Each line should be copied exactly.

# Available data
========================================
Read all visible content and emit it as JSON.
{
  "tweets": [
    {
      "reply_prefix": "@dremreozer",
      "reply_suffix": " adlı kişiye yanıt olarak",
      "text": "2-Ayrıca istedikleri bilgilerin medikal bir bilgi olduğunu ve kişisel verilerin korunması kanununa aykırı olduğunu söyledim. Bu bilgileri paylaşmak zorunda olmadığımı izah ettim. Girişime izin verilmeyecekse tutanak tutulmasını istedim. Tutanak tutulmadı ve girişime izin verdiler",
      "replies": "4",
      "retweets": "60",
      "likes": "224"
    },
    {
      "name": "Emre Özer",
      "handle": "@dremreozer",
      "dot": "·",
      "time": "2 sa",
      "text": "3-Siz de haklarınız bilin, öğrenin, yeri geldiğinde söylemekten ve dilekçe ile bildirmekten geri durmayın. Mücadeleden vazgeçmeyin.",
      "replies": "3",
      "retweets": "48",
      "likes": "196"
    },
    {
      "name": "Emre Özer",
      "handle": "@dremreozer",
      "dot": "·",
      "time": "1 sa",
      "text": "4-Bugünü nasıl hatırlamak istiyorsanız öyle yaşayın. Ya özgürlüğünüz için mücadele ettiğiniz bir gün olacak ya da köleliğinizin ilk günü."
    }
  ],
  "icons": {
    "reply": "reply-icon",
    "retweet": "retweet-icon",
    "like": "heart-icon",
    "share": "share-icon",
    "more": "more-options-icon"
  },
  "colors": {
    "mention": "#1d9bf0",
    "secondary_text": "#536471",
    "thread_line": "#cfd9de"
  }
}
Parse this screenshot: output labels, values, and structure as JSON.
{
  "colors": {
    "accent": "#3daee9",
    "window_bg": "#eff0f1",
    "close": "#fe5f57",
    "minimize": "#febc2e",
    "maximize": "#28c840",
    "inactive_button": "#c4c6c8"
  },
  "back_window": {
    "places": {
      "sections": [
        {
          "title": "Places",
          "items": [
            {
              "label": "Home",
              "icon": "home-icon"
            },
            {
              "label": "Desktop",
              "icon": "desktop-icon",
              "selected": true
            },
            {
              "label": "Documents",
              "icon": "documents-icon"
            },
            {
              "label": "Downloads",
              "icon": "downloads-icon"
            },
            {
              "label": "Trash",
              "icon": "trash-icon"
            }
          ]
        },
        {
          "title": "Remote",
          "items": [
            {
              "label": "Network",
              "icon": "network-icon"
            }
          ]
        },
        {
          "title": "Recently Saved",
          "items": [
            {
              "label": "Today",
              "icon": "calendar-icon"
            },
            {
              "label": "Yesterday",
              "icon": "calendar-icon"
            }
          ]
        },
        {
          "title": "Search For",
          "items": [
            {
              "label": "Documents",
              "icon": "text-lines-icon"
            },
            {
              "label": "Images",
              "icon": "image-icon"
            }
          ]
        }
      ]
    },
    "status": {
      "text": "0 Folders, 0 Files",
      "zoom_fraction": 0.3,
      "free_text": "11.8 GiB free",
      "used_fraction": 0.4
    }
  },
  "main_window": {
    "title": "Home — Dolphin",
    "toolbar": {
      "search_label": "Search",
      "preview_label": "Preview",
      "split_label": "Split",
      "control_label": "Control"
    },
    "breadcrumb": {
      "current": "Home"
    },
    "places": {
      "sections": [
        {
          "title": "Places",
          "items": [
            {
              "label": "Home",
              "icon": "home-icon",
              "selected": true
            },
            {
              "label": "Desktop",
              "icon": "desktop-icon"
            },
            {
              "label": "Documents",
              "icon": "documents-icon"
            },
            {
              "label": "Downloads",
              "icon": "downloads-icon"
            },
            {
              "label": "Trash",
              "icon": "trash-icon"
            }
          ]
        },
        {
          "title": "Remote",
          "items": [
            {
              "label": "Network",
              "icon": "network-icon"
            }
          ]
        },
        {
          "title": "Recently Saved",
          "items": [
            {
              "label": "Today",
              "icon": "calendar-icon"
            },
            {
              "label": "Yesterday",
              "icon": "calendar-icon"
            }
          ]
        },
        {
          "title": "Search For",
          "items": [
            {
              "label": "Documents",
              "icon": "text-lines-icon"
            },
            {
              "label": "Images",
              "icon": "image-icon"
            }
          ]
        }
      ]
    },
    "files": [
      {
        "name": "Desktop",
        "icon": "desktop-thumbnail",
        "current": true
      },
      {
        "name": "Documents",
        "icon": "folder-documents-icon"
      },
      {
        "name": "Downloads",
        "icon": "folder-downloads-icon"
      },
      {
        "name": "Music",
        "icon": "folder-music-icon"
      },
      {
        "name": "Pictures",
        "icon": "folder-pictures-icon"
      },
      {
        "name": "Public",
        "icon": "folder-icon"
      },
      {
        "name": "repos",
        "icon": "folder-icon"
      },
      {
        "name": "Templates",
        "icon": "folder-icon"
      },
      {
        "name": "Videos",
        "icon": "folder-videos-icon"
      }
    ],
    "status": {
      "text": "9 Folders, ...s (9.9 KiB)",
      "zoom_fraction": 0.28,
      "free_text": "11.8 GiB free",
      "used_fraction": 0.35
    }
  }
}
========================================
# Reply to the task
Read all visible content and emit it as JSON.
{
  "tweets": [
    {
      "reply_prefix": "@dremreozer",
      "reply_suffix": " adlı kişiye yanıt olarak",
      "text": "2-Ayrıca istedikleri bilgilerin medikal bir bilgi olduğunu ve kişisel verilerin korunması kanununa aykırı olduğunu söyledim. Bu bilgileri paylaşmak zorunda olmadığımı izah ettim. Girişime izin verilmeyecekse tutanak tutulmasını istedim. Tutanak tutulmadı ve girişime izin verdiler",
      "replies": "4",
      "retweets": "60",
      "likes": "224"
    },
    {
      "name": "Emre Özer",
      "handle": "@dremreozer",
      "dot": "·",
      "time": "2 sa",
      "text": "3-Siz de haklarınız bilin, öğrenin, yeri geldiğinde söylemekten ve dilekçe ile bildirmekten geri durmayın. Mücadeleden vazgeçmeyin.",
      "replies": "3",
      "retweets": "48",
      "likes": "196"
    },
    {
      "name": "Emre Özer",
      "handle": "@dremreozer",
      "dot": "·",
      "time": "1 sa",
      "text": "4-Bugünü nasıl hatırlamak istiyorsanız öyle yaşayın. Ya özgürlüğünüz için mücadele ettiğiniz bir gün olacak ya da köleliğinizin ilk günü."
    }
  ],
  "icons": {
    "reply": "reply-icon",
    "retweet": "retweet-icon",
    "like": "heart-icon",
    "share": "share-icon",
    "more": "more-options-icon"
  },
  "colors": {
    "mention": "#1d9bf0",
    "secondary_text": "#536471",
    "thread_line": "#cfd9de"
  }
}
Parse this screenshot: output labels, values, and structure as JSON.
{
  "colors": {
    "accent": "#3daee9",
    "window_bg": "#eff0f1",
    "close": "#fe5f57",
    "minimize": "#febc2e",
    "maximize": "#28c840",
    "inactive_button": "#c4c6c8"
  },
  "back_window": {
    "places": {
      "sections": [
        {
          "title": "Places",
          "items": [
            {
              "label": "Home",
              "icon": "home-icon"
            },
            {
              "label": "Desktop",
              "icon": "desktop-icon",
              "selected": true
            },
            {
              "label": "Documents",
              "icon": "documents-icon"
            },
            {
              "label": "Downloads",
              "icon": "downloads-icon"
            },
            {
              "label": "Trash",
              "icon": "trash-icon"
            }
          ]
        },
        {
          "title": "Remote",
          "items": [
            {
              "label": "Network",
              "icon": "network-icon"
            }
          ]
        },
        {
          "title": "Recently Saved",
          "items": [
            {
              "label": "Today",
              "icon": "calendar-icon"
            },
            {
              "label": "Yesterday",
              "icon": "calendar-icon"
            }
          ]
        },
        {
          "title": "Search For",
          "items": [
            {
              "label": "Documents",
              "icon": "text-lines-icon"
            },
            {
              "label": "Images",
              "icon": "image-icon"
            }
          ]
        }
      ]
    },
    "status": {
      "text": "0 Folders, 0 Files",
      "zoom_fraction": 0.3,
      "free_text": "11.8 GiB free",
      "used_fraction": 0.4
    }
  },
  "main_window": {
    "title": "Home — Dolphin",
    "toolbar": {
      "search_label": "Search",
      "preview_label": "Preview",
      "split_label": "Split",
      "control_label": "Control"
    },
    "breadcrumb": {
      "current": "Home"
    },
    "places": {
      "sections": [
        {
          "title": "Places",
          "items": [
            {
              "label": "Home",
              "icon": "home-icon",
              "selected": true
            },
            {
              "label": "Desktop",
              "icon": "desktop-icon"
            },
            {
              "label": "Documents",
              "icon": "documents-icon"
            },
            {
              "label": "Downloads",
              "icon": "downloads-icon"
            },
            {
              "label": "Trash",
              "icon": "trash-icon"
            }
          ]
        },
        {
          "title": "Remote",
          "items": [
            {
              "label": "Network",
              "icon": "network-icon"
            }
          ]
        },
        {
          "title": "Recently Saved",
          "items": [
            {
              "label": "Today",
              "icon": "calendar-icon"
            },
            {
              "label": "Yesterday",
              "icon": "calendar-icon"
            }
          ]
        },
        {
          "title": "Search For",
          "items": [
            {
              "label": "Documents",
              "icon": "text-lines-icon"
            },
            {
              "label": "Images",
              "icon": "image-icon"
            }
          ]
        }
      ]
    },
    "files": [
      {
        "name": "Desktop",
        "icon": "desktop-thumbnail",
        "current": true
      },
      {
        "name": "Documents",
        "icon": "folder-documents-icon"
      },
      {
        "name": "Downloads",
        "icon": "folder-downloads-icon"
      },
      {
        "name": "Music",
        "icon": "folder-music-icon"
      },
      {
        "name": "Pictures",
        "icon": "folder-pictures-icon"
      },
      {
        "name": "Public",
        "icon": "folder-icon"
      },
      {
        "name": "repos",
        "icon": "folder-icon"
      },
      {
        "name": "Templates",
        "icon": "folder-icon"
      },
      {
        "name": "Videos",
        "icon": "folder-videos-icon"
      }
    ],
    "status": {
      "text": "9 Folders, ...s (9.9 KiB)",
      "zoom_fraction": 0.28,
      "free_text": "11.8 GiB free",
      "used_fraction": 0.35
    }
  }
}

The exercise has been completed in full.